>> START Information shown
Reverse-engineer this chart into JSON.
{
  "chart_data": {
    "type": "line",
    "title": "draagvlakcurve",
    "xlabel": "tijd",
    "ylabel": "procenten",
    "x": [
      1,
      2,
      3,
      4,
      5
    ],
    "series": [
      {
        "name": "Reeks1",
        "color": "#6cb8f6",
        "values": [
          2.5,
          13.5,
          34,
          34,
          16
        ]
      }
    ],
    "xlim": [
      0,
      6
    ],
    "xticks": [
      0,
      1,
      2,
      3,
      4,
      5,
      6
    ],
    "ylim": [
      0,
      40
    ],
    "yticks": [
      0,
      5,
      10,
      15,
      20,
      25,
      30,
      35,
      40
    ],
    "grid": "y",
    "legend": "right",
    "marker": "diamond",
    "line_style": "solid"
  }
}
>> END Information shown
◆ Stated exercise ◆
Output the full listing exactly as it stands.

◆ Exercise response ◆
Reverse-engineer this chart into JSON.
{
  "chart_data": {
    "type": "line",
    "title": "draagvlakcurve",
    "xlabel": "tijd",
    "ylabel": "procenten",
    "x": [
      1,
      2,
      3,
      4,
      5
    ],
    "series": [
      {
        "name": "Reeks1",
        "color": "#6cb8f6",
        "values": [
          2.5,
          13.5,
          34,
          34,
          16
        ]
      }
    ],
    "xlim": [
      0,
      6
    ],
    "xticks": [
      0,
      1,
      2,
      3,
      4,
      5,
      6
    ],
    "ylim": [
      0,
      40
    ],
    "yticks": [
      0,
      5,
      10,
      15,
      20,
      25,
      30,
      35,
      40
    ],
    "grid": "y",
    "legend": "right",
    "marker": "diamond",
    "line_style": "solid"
  }
}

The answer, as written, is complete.